Each line below should be retyped exactly, with no pictures.
Start Supplied entries
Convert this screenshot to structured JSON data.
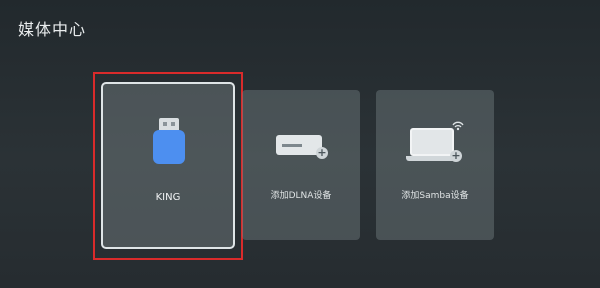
{
  "header": {
    "title": "媒体中心"
  },
  "cards": [
    {
      "id": "king",
      "label": "KING",
      "icon": "usb-drive-icon",
      "focused": true
    },
    {
      "id": "dlna",
      "label": "添加DLNA设备",
      "icon": "dlna-device-icon"
    },
    {
      "id": "samba",
      "label": "添加Samba设备",
      "icon": "laptop-wifi-icon"
    }
  ],
  "colors": {
    "focus_frame": "#d92b2b",
    "usb_body": "#4d8ff0",
    "background": "#2b3236"
  }
}
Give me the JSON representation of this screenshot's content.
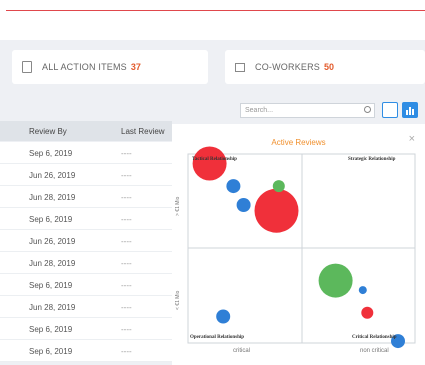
{
  "summary": {
    "action_items_label": "ALL ACTION ITEMS",
    "action_items_count": "37",
    "coworkers_label": "CO-WORKERS",
    "coworkers_count": "50"
  },
  "search": {
    "placeholder": "Search..."
  },
  "table": {
    "headers": [
      "Review By",
      "Last Review"
    ],
    "rows": [
      {
        "review_by": "Sep 6, 2019",
        "last_review": "----"
      },
      {
        "review_by": "Jun 26, 2019",
        "last_review": "----"
      },
      {
        "review_by": "Jun 28, 2019",
        "last_review": "----"
      },
      {
        "review_by": "Sep 6, 2019",
        "last_review": "----"
      },
      {
        "review_by": "Jun 26, 2019",
        "last_review": "----"
      },
      {
        "review_by": "Jun 28, 2019",
        "last_review": "----"
      },
      {
        "review_by": "Sep 6, 2019",
        "last_review": "----"
      },
      {
        "review_by": "Jun 28, 2019",
        "last_review": "----"
      },
      {
        "review_by": "Sep 6, 2019",
        "last_review": "----"
      },
      {
        "review_by": "Sep 6, 2019",
        "last_review": "----"
      }
    ]
  },
  "popup": {
    "title": "Active Reviews",
    "close_symbol": "×",
    "quadrants": {
      "top_left": "Tactical Relationship",
      "top_right": "Strategic Relationship",
      "bottom_left": "Operational Relationship",
      "bottom_right": "Critical Relationship"
    },
    "y_axis": {
      "top_label": "> €1 Mio",
      "bottom_label": "< €1 Mio"
    },
    "x_axis": {
      "left_label": "critical",
      "right_label": "non critical"
    }
  },
  "chart_data": {
    "type": "scatter",
    "title": "Active Reviews",
    "note": "bubble positions estimated within a 2x2 matrix, x and y from 0 to 1",
    "xlim": [
      0,
      1
    ],
    "ylim": [
      0,
      1
    ],
    "colors": {
      "red": "#f0303a",
      "blue": "#2f7fd6",
      "green": "#5cb85c"
    },
    "points": [
      {
        "x": 0.19,
        "y": 0.95,
        "r": 17,
        "color": "red"
      },
      {
        "x": 0.4,
        "y": 0.83,
        "r": 7,
        "color": "blue"
      },
      {
        "x": 0.49,
        "y": 0.73,
        "r": 7,
        "color": "blue"
      },
      {
        "x": 0.78,
        "y": 0.7,
        "r": 22,
        "color": "red"
      },
      {
        "x": 0.31,
        "y": 0.14,
        "r": 7,
        "color": "blue"
      },
      {
        "x": 0.8,
        "y": 0.83,
        "r": 6,
        "color": "green"
      },
      {
        "x": 1.3,
        "y": 0.33,
        "r": 17,
        "color": "green"
      },
      {
        "x": 1.54,
        "y": 0.28,
        "r": 4,
        "color": "blue"
      },
      {
        "x": 1.58,
        "y": 0.16,
        "r": 6,
        "color": "red"
      },
      {
        "x": 1.85,
        "y": 0.01,
        "r": 7,
        "color": "blue"
      }
    ]
  }
}
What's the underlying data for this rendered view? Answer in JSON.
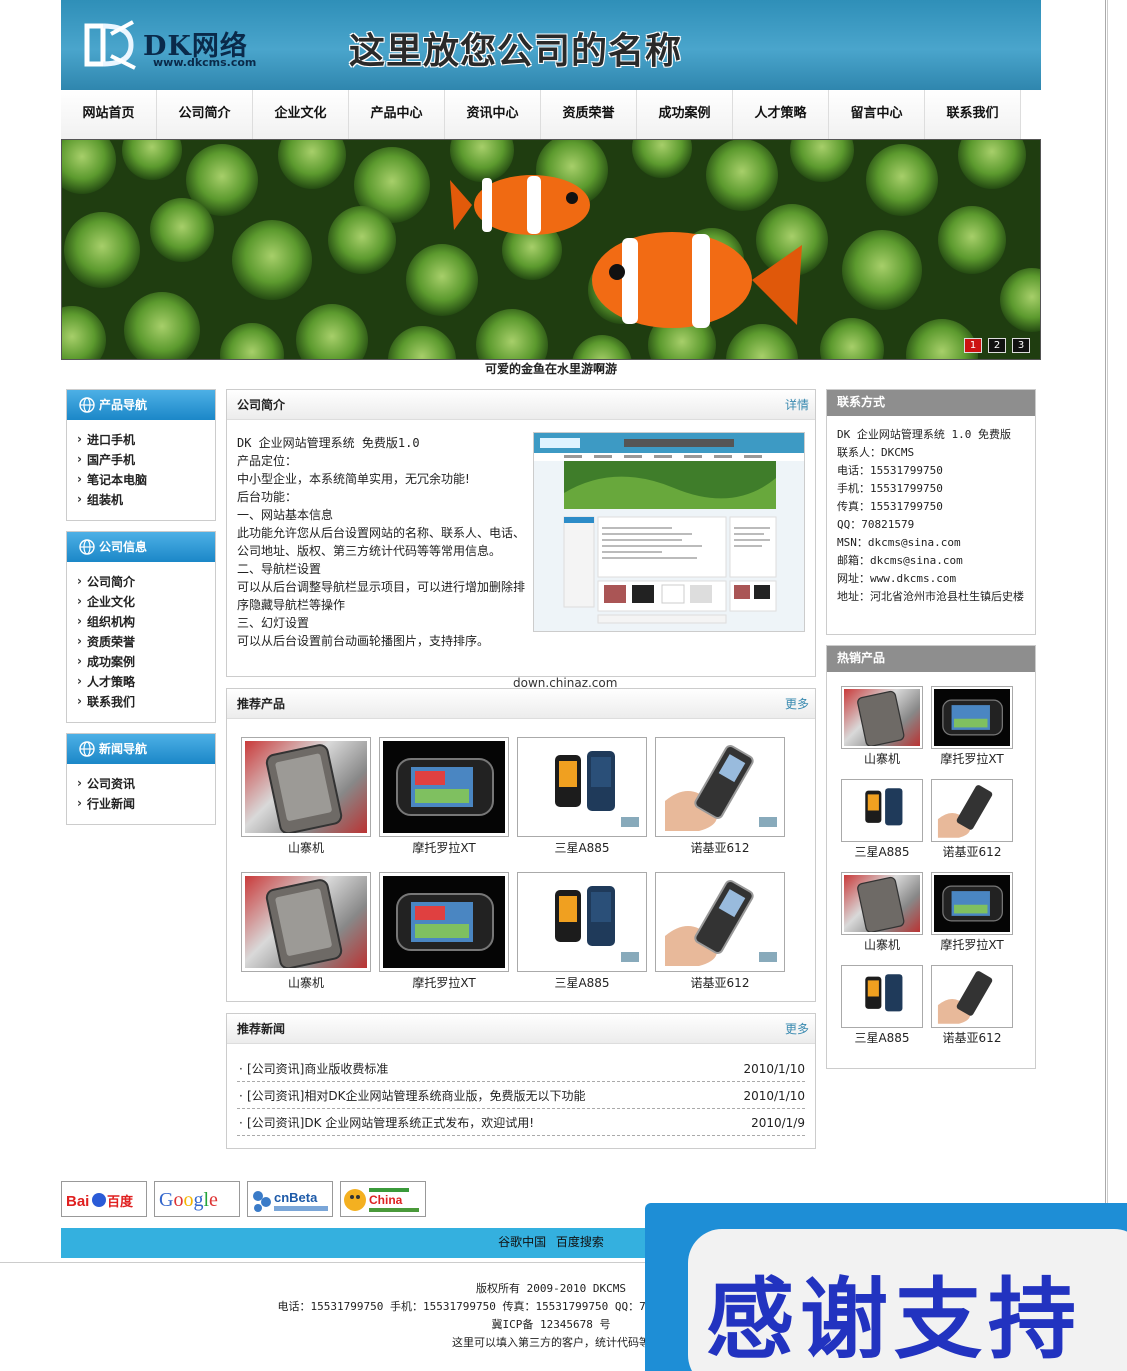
{
  "header": {
    "logo_brand": "DK网络",
    "logo_url": "www.dkcms.com",
    "company_name": "这里放您公司的名称"
  },
  "nav": [
    "网站首页",
    "公司简介",
    "企业文化",
    "产品中心",
    "资讯中心",
    "资质荣誉",
    "成功案例",
    "人才策略",
    "留言中心",
    "联系我们"
  ],
  "banner": {
    "caption": "可爱的金鱼在水里游啊游",
    "slides": [
      "1",
      "2",
      "3"
    ],
    "active_slide": 1
  },
  "left": {
    "product_nav": {
      "title": "产品导航",
      "items": [
        "进口手机",
        "国产手机",
        "笔记本电脑",
        "组装机"
      ]
    },
    "company_info": {
      "title": "公司信息",
      "items": [
        "公司简介",
        "企业文化",
        "组织机构",
        "资质荣誉",
        "成功案例",
        "人才策略",
        "联系我们"
      ]
    },
    "news_nav": {
      "title": "新闻导航",
      "items": [
        "公司资讯",
        "行业新闻"
      ]
    }
  },
  "about": {
    "title": "公司简介",
    "more": "详情",
    "lines": [
      "DK 企业网站管理系统 免费版1.0",
      "产品定位：",
      "中小型企业，本系统简单实用，无冗余功能!",
      "后台功能：",
      "一、网站基本信息",
      "此功能允许您从后台设置网站的名称、联系人、电话、",
      "公司地址、版权、第三方统计代码等等常用信息。",
      "二、导航栏设置",
      "可以从后台调整导航栏显示项目，可以进行增加删除排",
      "序隐藏导航栏等操作",
      "三、幻灯设置",
      "可以从后台设置前台动画轮播图片，支持排序。"
    ]
  },
  "watermark": "down.chinaz.com",
  "recommend": {
    "title": "推荐产品",
    "more": "更多",
    "products": [
      "山寨机",
      "摩托罗拉XT",
      "三星A885",
      "诺基亚612",
      "山寨机",
      "摩托罗拉XT",
      "三星A885",
      "诺基亚612"
    ]
  },
  "news": {
    "title": "推荐新闻",
    "more": "更多",
    "items": [
      {
        "title": "[公司资讯]商业版收费标准",
        "date": "2010/1/10"
      },
      {
        "title": "[公司资讯]相对DK企业网站管理系统商业版，免费版无以下功能",
        "date": "2010/1/10"
      },
      {
        "title": "[公司资讯]DK 企业网站管理系统正式发布，欢迎试用!",
        "date": "2010/1/9"
      }
    ]
  },
  "contact": {
    "title": "联系方式",
    "lines": [
      "DK 企业网站管理系统 1.0 免费版",
      "联系人：DKCMS",
      "电话：15531799750",
      "手机：15531799750",
      "传真：15531799750",
      "QQ：70821579",
      "MSN：dkcms@sina.com",
      "邮箱：dkcms@sina.com",
      "网址：www.dkcms.com",
      "地址：河北省沧州市沧县杜生镇后史楼"
    ]
  },
  "hot": {
    "title": "热销产品",
    "products": [
      "山寨机",
      "摩托罗拉XT",
      "三星A885",
      "诺基亚612",
      "山寨机",
      "摩托罗拉XT",
      "三星A885",
      "诺基亚612"
    ]
  },
  "friend_links": [
    "Baidu百度",
    "Google谷歌",
    "cnBeta.com中文业界资讯站",
    "China.com"
  ],
  "bottom_bar": [
    "谷歌中国",
    "百度搜索"
  ],
  "footer": {
    "copyright": "版权所有 2009-2010 DKCMS",
    "contact": "电话：15531799750 手机：15531799750 传真：15531799750 QQ：70821579 邮件：dkcms@sina.com",
    "icp": "冀ICP备 12345678 号",
    "stats": "这里可以填入第三方的客户，统计代码等"
  },
  "overlay": {
    "text": "感谢支持"
  },
  "colors": {
    "header_blue": "#3a9ac4",
    "side_head_blue": "#1b87c8",
    "bar_blue": "#34b0df",
    "right_head_gray": "#8e8e8e",
    "overlay_blue": "#1e8ed6",
    "overlay_text": "#2233c0"
  }
}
End Supplied entries
### Final result:
Convert this screenshot to structured JSON data.
{
  "header": {
    "title": "媒体中心"
  },
  "cards": [
    {
      "id": "king",
      "label": "KING",
      "icon": "usb-drive-icon",
      "focused": true
    },
    {
      "id": "dlna",
      "label": "添加DLNA设备",
      "icon": "dlna-device-icon"
    },
    {
      "id": "samba",
      "label": "添加Samba设备",
      "icon": "laptop-wifi-icon"
    }
  ],
  "colors": {
    "focus_frame": "#d92b2b",
    "usb_body": "#4d8ff0",
    "background": "#2b3236"
  }
}
Give me the JSON representation of this screenshot's content.
{
  "summary": {
    "action_items_label": "ALL ACTION ITEMS",
    "action_items_count": "37",
    "coworkers_label": "CO-WORKERS",
    "coworkers_count": "50"
  },
  "search": {
    "placeholder": "Search..."
  },
  "table": {
    "headers": [
      "Review By",
      "Last Review"
    ],
    "rows": [
      {
        "review_by": "Sep 6, 2019",
        "last_review": "----"
      },
      {
        "review_by": "Jun 26, 2019",
        "last_review": "----"
      },
      {
        "review_by": "Jun 28, 2019",
        "last_review": "----"
      },
      {
        "review_by": "Sep 6, 2019",
        "last_review": "----"
      },
      {
        "review_by": "Jun 26, 2019",
        "last_review": "----"
      },
      {
        "review_by": "Jun 28, 2019",
        "last_review": "----"
      },
      {
        "review_by": "Sep 6, 2019",
        "last_review": "----"
      },
      {
        "review_by": "Jun 28, 2019",
        "last_review": "----"
      },
      {
        "review_by": "Sep 6, 2019",
        "last_review": "----"
      },
      {
        "review_by": "Sep 6, 2019",
        "last_review": "----"
      }
    ]
  },
  "popup": {
    "title": "Active Reviews",
    "close_symbol": "×",
    "quadrants": {
      "top_left": "Tactical Relationship",
      "top_right": "Strategic Relationship",
      "bottom_left": "Operational Relationship",
      "bottom_right": "Critical Relationship"
    },
    "y_axis": {
      "top_label": "> €1 Mio",
      "bottom_label": "< €1 Mio"
    },
    "x_axis": {
      "left_label": "critical",
      "right_label": "non critical"
    }
  },
  "chart_data": {
    "type": "scatter",
    "title": "Active Reviews",
    "note": "bubble positions estimated within a 2x2 matrix, x and y from 0 to 1",
    "xlim": [
      0,
      1
    ],
    "ylim": [
      0,
      1
    ],
    "colors": {
      "red": "#f0303a",
      "blue": "#2f7fd6",
      "green": "#5cb85c"
    },
    "points": [
      {
        "x": 0.19,
        "y": 0.95,
        "r": 17,
        "color": "red"
      },
      {
        "x": 0.4,
        "y": 0.83,
        "r": 7,
        "color": "blue"
      },
      {
        "x": 0.49,
        "y": 0.73,
        "r": 7,
        "color": "blue"
      },
      {
        "x": 0.78,
        "y": 0.7,
        "r": 22,
        "color": "red"
      },
      {
        "x": 0.31,
        "y": 0.14,
        "r": 7,
        "color": "blue"
      },
      {
        "x": 0.8,
        "y": 0.83,
        "r": 6,
        "color": "green"
      },
      {
        "x": 1.3,
        "y": 0.33,
        "r": 17,
        "color": "green"
      },
      {
        "x": 1.54,
        "y": 0.28,
        "r": 4,
        "color": "blue"
      },
      {
        "x": 1.58,
        "y": 0.16,
        "r": 6,
        "color": "red"
      },
      {
        "x": 1.85,
        "y": 0.01,
        "r": 7,
        "color": "blue"
      }
    ]
  }
}
What's the underlying data for this rendered view? Answer in JSON.
{
  "header": {
    "logo_brand": "DK网络",
    "logo_url": "www.dkcms.com",
    "company_name": "这里放您公司的名称"
  },
  "nav": [
    "网站首页",
    "公司简介",
    "企业文化",
    "产品中心",
    "资讯中心",
    "资质荣誉",
    "成功案例",
    "人才策略",
    "留言中心",
    "联系我们"
  ],
  "banner": {
    "caption": "可爱的金鱼在水里游啊游",
    "slides": [
      "1",
      "2",
      "3"
    ],
    "active_slide": 1
  },
  "left": {
    "product_nav": {
      "title": "产品导航",
      "items": [
        "进口手机",
        "国产手机",
        "笔记本电脑",
        "组装机"
      ]
    },
    "company_info": {
      "title": "公司信息",
      "items": [
        "公司简介",
        "企业文化",
        "组织机构",
        "资质荣誉",
        "成功案例",
        "人才策略",
        "联系我们"
      ]
    },
    "news_nav": {
      "title": "新闻导航",
      "items": [
        "公司资讯",
        "行业新闻"
      ]
    }
  },
  "about": {
    "title": "公司简介",
    "more": "详情",
    "lines": [
      "DK 企业网站管理系统 免费版1.0",
      "产品定位：",
      "中小型企业，本系统简单实用，无冗余功能!",
      "后台功能：",
      "一、网站基本信息",
      "此功能允许您从后台设置网站的名称、联系人、电话、",
      "公司地址、版权、第三方统计代码等等常用信息。",
      "二、导航栏设置",
      "可以从后台调整导航栏显示项目，可以进行增加删除排",
      "序隐藏导航栏等操作",
      "三、幻灯设置",
      "可以从后台设置前台动画轮播图片，支持排序。"
    ]
  },
  "watermark": "down.chinaz.com",
  "recommend": {
    "title": "推荐产品",
    "more": "更多",
    "products": [
      "山寨机",
      "摩托罗拉XT",
      "三星A885",
      "诺基亚612",
      "山寨机",
      "摩托罗拉XT",
      "三星A885",
      "诺基亚612"
    ]
  },
  "news": {
    "title": "推荐新闻",
    "more": "更多",
    "items": [
      {
        "title": "[公司资讯]商业版收费标准",
        "date": "2010/1/10"
      },
      {
        "title": "[公司资讯]相对DK企业网站管理系统商业版，免费版无以下功能",
        "date": "2010/1/10"
      },
      {
        "title": "[公司资讯]DK 企业网站管理系统正式发布，欢迎试用!",
        "date": "2010/1/9"
      }
    ]
  },
  "contact": {
    "title": "联系方式",
    "lines": [
      "DK 企业网站管理系统 1.0 免费版",
      "联系人：DKCMS",
      "电话：15531799750",
      "手机：15531799750",
      "传真：15531799750",
      "QQ：70821579",
      "MSN：dkcms@sina.com",
      "邮箱：dkcms@sina.com",
      "网址：www.dkcms.com",
      "地址：河北省沧州市沧县杜生镇后史楼"
    ]
  },
  "hot": {
    "title": "热销产品",
    "products": [
      "山寨机",
      "摩托罗拉XT",
      "三星A885",
      "诺基亚612",
      "山寨机",
      "摩托罗拉XT",
      "三星A885",
      "诺基亚612"
    ]
  },
  "friend_links": [
    "Baidu百度",
    "Google谷歌",
    "cnBeta.com中文业界资讯站",
    "China.com"
  ],
  "bottom_bar": [
    "谷歌中国",
    "百度搜索"
  ],
  "footer": {
    "copyright": "版权所有 2009-2010 DKCMS",
    "contact": "电话：15531799750 手机：15531799750 传真：15531799750 QQ：70821579 邮件：dkcms@sina.com",
    "icp": "冀ICP备 12345678 号",
    "stats": "这里可以填入第三方的客户，统计代码等"
  },
  "overlay": {
    "text": "感谢支持"
  },
  "colors": {
    "header_blue": "#3a9ac4",
    "side_head_blue": "#1b87c8",
    "bar_blue": "#34b0df",
    "right_head_gray": "#8e8e8e",
    "overlay_blue": "#1e8ed6",
    "overlay_text": "#2233c0"
  }
}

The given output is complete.